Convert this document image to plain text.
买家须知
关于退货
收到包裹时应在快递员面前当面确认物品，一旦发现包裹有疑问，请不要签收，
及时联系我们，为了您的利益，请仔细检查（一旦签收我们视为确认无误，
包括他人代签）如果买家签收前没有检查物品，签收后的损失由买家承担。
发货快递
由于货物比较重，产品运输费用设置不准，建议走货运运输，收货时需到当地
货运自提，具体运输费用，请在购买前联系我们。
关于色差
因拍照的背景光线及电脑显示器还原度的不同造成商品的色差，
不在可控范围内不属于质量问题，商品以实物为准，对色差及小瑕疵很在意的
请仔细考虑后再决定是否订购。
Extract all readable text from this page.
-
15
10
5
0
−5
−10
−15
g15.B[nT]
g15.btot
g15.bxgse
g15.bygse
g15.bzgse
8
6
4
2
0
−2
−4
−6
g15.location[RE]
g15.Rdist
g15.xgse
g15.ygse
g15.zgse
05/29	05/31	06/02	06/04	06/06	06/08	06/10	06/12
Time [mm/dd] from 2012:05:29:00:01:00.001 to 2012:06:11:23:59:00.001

◇ ◇ ◇ ◇ ◇

**SHORT EXERCISE:** Above are the records; copy exactly the lines from the one with "Extract all readable text from this page." through the final line.

**ANSWER TO THIS TASK:**
Extract all readable text from this page.
-
15
10
5
0
−5
−10
−15
g15.B[nT]
g15.btot
g15.bxgse
g15.bygse
g15.bzgse
8
6
4
2
0
−2
−4
−6
g15.location[RE]
g15.Rdist
g15.xgse
g15.ygse
g15.zgse
05/29	05/31	06/02	06/04	06/06	06/08	06/10	06/12
Time [mm/dd] from 2012:05:29:00:01:00.001 to 2012:06:11:23:59:00.001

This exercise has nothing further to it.